* **PROBLEM**:
Below is a listing to transcribe in full and exactly; keep the pictures out.
### DATA SUPPLIED
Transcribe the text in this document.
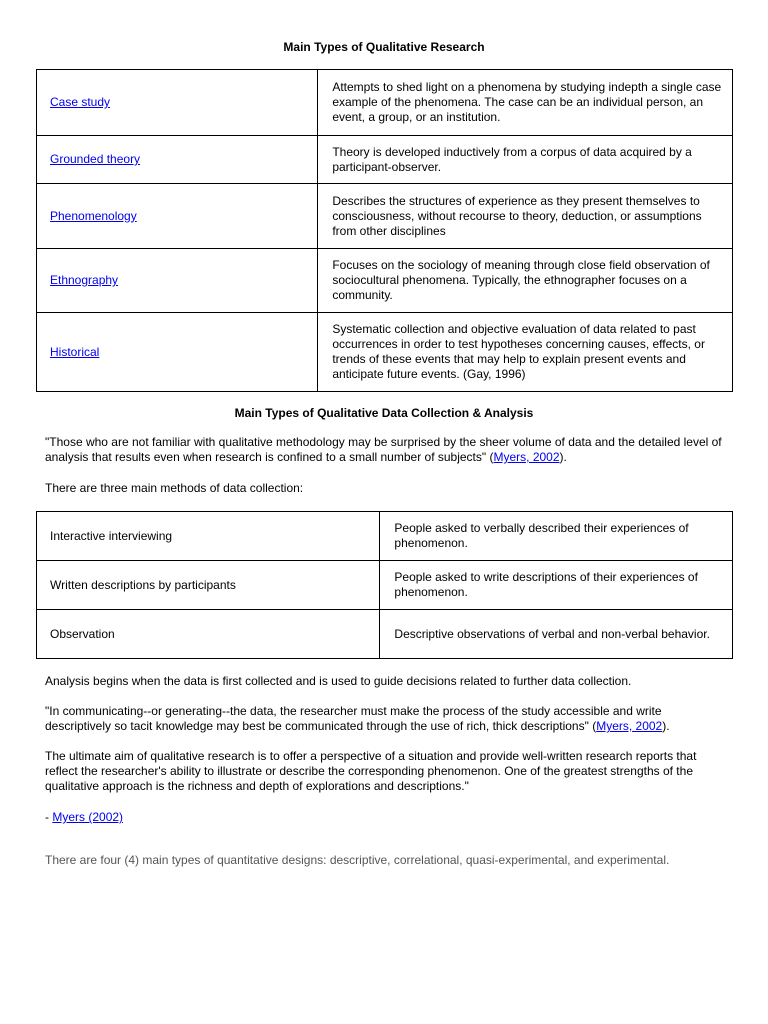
Main Types of Qualitative Research
Case study	Attempts to shed light on a phenomena by studying indepth a single case example of the phenomena. The case can be an individual person, an event, a group, or an institution.
Grounded theory	Theory is developed inductively from a corpus of data acquired by a participant-observer.
Phenomenology	Describes the structures of experience as they present themselves to consciousness, without recourse to theory, deduction, or assumptions from other disciplines
Ethnography	Focuses on the sociology of meaning through close field observation of sociocultural phenomena. Typically, the ethnographer focuses on a community.
Historical	Systematic collection and objective evaluation of data related to past occurrences in order to test hypotheses concerning causes, effects, or trends of these events that may help to explain present events and anticipate future events. (Gay, 1996)
Main Types of Qualitative Data Collection & Analysis

"Those who are not familiar with qualitative methodology may be surprised by the sheer volume of data and the detailed level of analysis that results even when research is confined to a small number of subjects" (Myers, 2002).

There are three main methods of data collection:

Interactive interviewing	People asked to verbally described their experiences of phenomenon.
Written descriptions by participants	People asked to write descriptions of their experiences of phenomenon.
Observation	Descriptive observations of verbal and non-verbal behavior.

Analysis begins when the data is first collected and is used to guide decisions related to further data collection.

"In communicating--or generating--the data, the researcher must make the process of the study accessible and write descriptively so tacit knowledge may best be communicated through the use of rich, thick descriptions" (Myers, 2002).

The ultimate aim of qualitative research is to offer a perspective of a situation and provide well-written research reports that reflect the researcher's ability to illustrate or describe the corresponding phenomenon. One of the greatest strengths of the qualitative approach is the richness and depth of explorations and descriptions."

- Myers (2002)

There are four (4) main types of quantitative designs: descriptive, correlational, quasi-experimental, and experimental.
######
* **RESULT OF THIS EXERCISE**:
Transcribe the text in this document.
Main Types of Qualitative Research
Case study	Attempts to shed light on a phenomena by studying indepth a single case example of the phenomena. The case can be an individual person, an event, a group, or an institution.
Grounded theory	Theory is developed inductively from a corpus of data acquired by a participant-observer.
Phenomenology	Describes the structures of experience as they present themselves to consciousness, without recourse to theory, deduction, or assumptions from other disciplines
Ethnography	Focuses on the sociology of meaning through close field observation of sociocultural phenomena. Typically, the ethnographer focuses on a community.
Historical	Systematic collection and objective evaluation of data related to past occurrences in order to test hypotheses concerning causes, effects, or trends of these events that may help to explain present events and anticipate future events. (Gay, 1996)
Main Types of Qualitative Data Collection & Analysis

"Those who are not familiar with qualitative methodology may be surprised by the sheer volume of data and the detailed level of analysis that results even when research is confined to a small number of subjects" (Myers, 2002).

There are three main methods of data collection:

Interactive interviewing	People asked to verbally described their experiences of phenomenon.
Written descriptions by participants	People asked to write descriptions of their experiences of phenomenon.
Observation	Descriptive observations of verbal and non-verbal behavior.

Analysis begins when the data is first collected and is used to guide decisions related to further data collection.

"In communicating--or generating--the data, the researcher must make the process of the study accessible and write descriptively so tacit knowledge may best be communicated through the use of rich, thick descriptions" (Myers, 2002).

The ultimate aim of qualitative research is to offer a perspective of a situation and provide well-written research reports that reflect the researcher's ability to illustrate or describe the corresponding phenomenon. One of the greatest strengths of the qualitative approach is the richness and depth of explorations and descriptions."

- Myers (2002)

There are four (4) main types of quantitative designs: descriptive, correlational, quasi-experimental, and experimental.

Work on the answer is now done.